Deine Aufgabe -
Gib den Artikel über Rodungen für den Sojaanbau in Brasilien vollständig und Wort für Wort wieder.

Textauszug -

++++

# taz.de -- Entwaldung für Sojaanbau in Brasilien: Dann holzt die Firma eben woanders
       
       > Statt im Amazonas-Regenwald wird in der Cerrado-Savanne gerodet. Die Spur
       > der Zerstörung soll bis nach Deutschland führen.
       
 (IMG) Bild: Landschaft an der Grenze zwischen Amazonienh und Cerrado, Brasilien, 28.07.2021
       
       BERLIN taz | Anfang Juni machte eine hoffnungsvolle Nachricht die Runde:
       Die [1][Abholzung im Amazonas-Regenwald nimmt ab.] Stolze 31 Prozent
       weniger Waldfläche wurde seit Anfang des Jahres abgeholzt. Allerdings: Im
       gleichen Zeitraum stieg die Entwaldung in der zentralbrasilianischen
       Savanne Cerrado stark an. Zwischen Januar und Mai 2023 wurden dort 353.200
       Hektar Wald zerstört – das ist der höchste Wert der letzten fünf Jahre.
       Allein im Mai 2023 waren die Entwaldungsmeldungen im Cerrado um 83 Prozent
       höher als im Vorjahr.
       
       Eine am Montag vorgestellte [2][Studie der Deutschen Umwelthilfe und der
       US-amerikanischen Umweltschutzorganisation Mighty Earth] zeigt: Die Spur
       der Zerstörung im Cerrado führt auch nach Deutschland. Anhand von
       Satellitenbildern und Rechnungen identifizierten die Autor*innen
       Soja-Lieferanten, die für die Abholzung, Brandrodung und Zerstörung von
       11.351 Hektar Land nach 2021 verantwortlich seien sollen.

++++

Gegebene Einträge -

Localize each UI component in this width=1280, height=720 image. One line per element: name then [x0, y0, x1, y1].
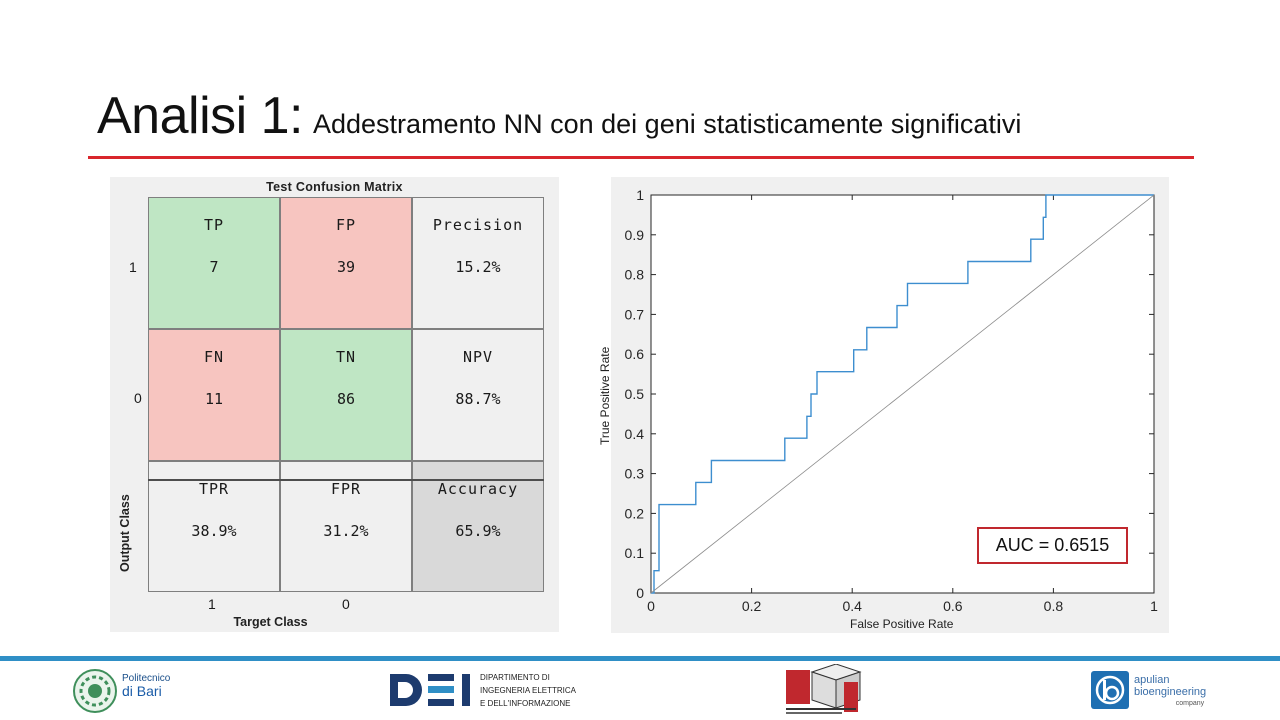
title-divider — [88, 156, 1194, 159]
roc-x-tick-label: 1 — [1150, 598, 1158, 614]
roc-chart: 0 0.2 0.4 0.6 0.8 1 0 0.1 0.2 0.3 0.4 0.5 0.6 0.7 0.8 0… — [625, 187, 1159, 614]
slide-title-main: Analisi 1: — [97, 87, 304, 145]
dei-line1: DIPARTIMENTO DI — [480, 673, 550, 682]
cm-cell-label: TN — [335, 348, 357, 366]
dei-logo-icon — [390, 674, 470, 706]
roc-curve-line — [651, 194, 1154, 594]
roc-diagonal-line — [650, 194, 1155, 594]
roc-x-tick-label: 0.6 — [943, 598, 963, 614]
cm-col-tick: 0 — [342, 596, 350, 612]
apulian-logo-icon — [1091, 671, 1129, 709]
apulian-line2: bioengineering — [1134, 686, 1207, 698]
cm-x-axis-label: Target Class — [233, 615, 308, 629]
cm-cell-fpr: FPR 31.2% — [280, 461, 412, 592]
cm-cell-fn: FN 11 — [148, 329, 280, 461]
cm-cell-value: 15.2% — [455, 258, 501, 276]
polibari-logo-text: Politecnico di Bari — [122, 673, 170, 700]
roc-y-tick-label: 0.4 — [625, 426, 645, 442]
roc-chart-panel: 0 0.2 0.4 0.6 0.8 1 0 0.1 0.2 0.3 0.4 0.5 0.6 0.7 0.8 0… — [598, 177, 1169, 633]
roc-x-tick-label: 0 — [647, 598, 655, 614]
cm-cell-tn: TN 86 — [280, 329, 412, 461]
roc-y-tick-label: 0.2 — [625, 505, 645, 521]
cm-cell-label: FPR — [330, 480, 362, 498]
roc-x-tick-label: 0.2 — [742, 598, 762, 614]
cm-cell-precision: Precision 15.2% — [412, 197, 544, 329]
cm-cell-label: FN — [203, 348, 225, 366]
roc-y-tick-label: 0.9 — [625, 227, 645, 243]
roc-y-tick-label: 0.6 — [625, 346, 645, 362]
dei-line2: INGEGNERIA ELETTRICA — [480, 686, 577, 695]
auc-annotation: AUC = 0.6515 — [977, 527, 1128, 564]
polibari-logo-icon — [73, 669, 117, 713]
cm-cell-label: TP — [203, 216, 225, 234]
cm-row-tick: 0 — [134, 390, 142, 406]
slide-title-sub: Addestramento NN con dei geni statistica… — [313, 109, 1022, 139]
dei-line3: E DELL'INFORMAZIONE — [480, 699, 571, 708]
roc-y-tick-label: 0.7 — [625, 306, 645, 322]
cm-row-tick: 1 — [129, 259, 137, 275]
confusion-matrix-panel: Test Confusion Matrix TP 7 FP 39 Precision… — [110, 177, 559, 632]
cm-cell-label: TPR — [198, 480, 230, 498]
cm-cell-npv: NPV 88.7% — [412, 329, 544, 461]
roc-x-tick-label: 0.4 — [842, 598, 862, 614]
apulian-logo-text: apulian bioengineering company — [1134, 674, 1206, 710]
cm-col-tick: 1 — [208, 596, 216, 612]
footer-bar — [0, 656, 1280, 661]
roc-y-tick-label: 0.8 — [625, 267, 645, 283]
cm-cell-tpr: TPR 38.9% — [148, 461, 280, 592]
roc-y-axis-label: True Positive Rate — [598, 346, 612, 445]
cm-cell-value: 86 — [336, 390, 356, 408]
apulian-line1: apulian — [1134, 674, 1170, 686]
roc-y-tick-label: 0.1 — [625, 545, 645, 561]
cm-cell-value: 11 — [204, 390, 224, 408]
cm-cell-fp: FP 39 — [280, 197, 412, 329]
cm-cell-value: 65.9% — [455, 522, 501, 540]
cm-cell-value: 39 — [336, 258, 356, 276]
apulian-line3: company — [1175, 700, 1205, 707]
cm-cell-label: Accuracy — [437, 480, 519, 498]
slide-title: Analisi 1: Addestramento NN con dei geni … — [97, 86, 1021, 146]
cm-cell-label: Precision — [432, 216, 524, 234]
cm-cell-accuracy: Accuracy 65.9% — [412, 461, 544, 592]
cm-cell-label: NPV — [462, 348, 494, 366]
cm-y-axis-label: Output Class — [118, 494, 132, 572]
cm-cell-value: 31.2% — [323, 522, 369, 540]
roc-y-tick-label: 0 — [636, 585, 644, 601]
cm-cell-tp: TP 7 — [148, 197, 280, 329]
dei-logo-text: DIPARTIMENTO DI INGEGNERIA ELETTRICA E D… — [480, 671, 576, 710]
roc-y-tick-label: 0.5 — [625, 386, 645, 402]
inlab-logo-icon — [786, 664, 862, 714]
cm-summary-divider-h — [148, 479, 544, 481]
polibari-line2: di Bari — [122, 683, 162, 699]
polibari-line1: Politecnico — [122, 673, 171, 684]
roc-y-tick-label: 0.3 — [625, 466, 645, 482]
roc-y-tick-label: 1 — [636, 187, 644, 203]
cm-cell-label: FP — [335, 216, 357, 234]
cm-cell-value: 7 — [209, 258, 219, 276]
confusion-matrix-grid: TP 7 FP 39 Precision 15.2% FN 11 TN 86 NPV 88.… — [148, 197, 544, 592]
roc-x-axis-label: False Positive Rate — [850, 617, 954, 631]
cm-cell-value: 88.7% — [455, 390, 501, 408]
confusion-matrix-title: Test Confusion Matrix — [266, 180, 403, 194]
roc-x-tick-label: 0.8 — [1044, 598, 1064, 614]
cm-cell-value: 38.9% — [191, 522, 237, 540]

++++

Erwartete Antwort -
# taz.de -- Entwaldung für Sojaanbau in Brasilien: Dann holzt die Firma eben woanders
       
       > Statt im Amazonas-Regenwald wird in der Cerrado-Savanne gerodet. Die Spur
       > der Zerstörung soll bis nach Deutschland führen.
       
 (IMG) Bild: Landschaft an der Grenze zwischen Amazonienh und Cerrado, Brasilien, 28.07.2021
       
       BERLIN taz | Anfang Juni machte eine hoffnungsvolle Nachricht die Runde:
       Die [1][Abholzung im Amazonas-Regenwald nimmt ab.] Stolze 31 Prozent
       weniger Waldfläche wurde seit Anfang des Jahres abgeholzt. Allerdings: Im
       gleichen Zeitraum stieg die Entwaldung in der zentralbrasilianischen
       Savanne Cerrado stark an. Zwischen Januar und Mai 2023 wurden dort 353.200
       Hektar Wald zerstört – das ist der höchste Wert der letzten fünf Jahre.
       Allein im Mai 2023 waren die Entwaldungsmeldungen im Cerrado um 83 Prozent
       höher als im Vorjahr.
       
       Eine am Montag vorgestellte [2][Studie der Deutschen Umwelthilfe und der
       US-amerikanischen Umweltschutzorganisation Mighty Earth] zeigt: Die Spur
       der Zerstörung im Cerrado führt auch nach Deutschland. Anhand von
       Satellitenbildern und Rechnungen identifizierten die Autor*innen
       Soja-Lieferanten, die für die Abholzung, Brandrodung und Zerstörung von
       11.351 Hektar Land nach 2021 verantwortlich seien sollen.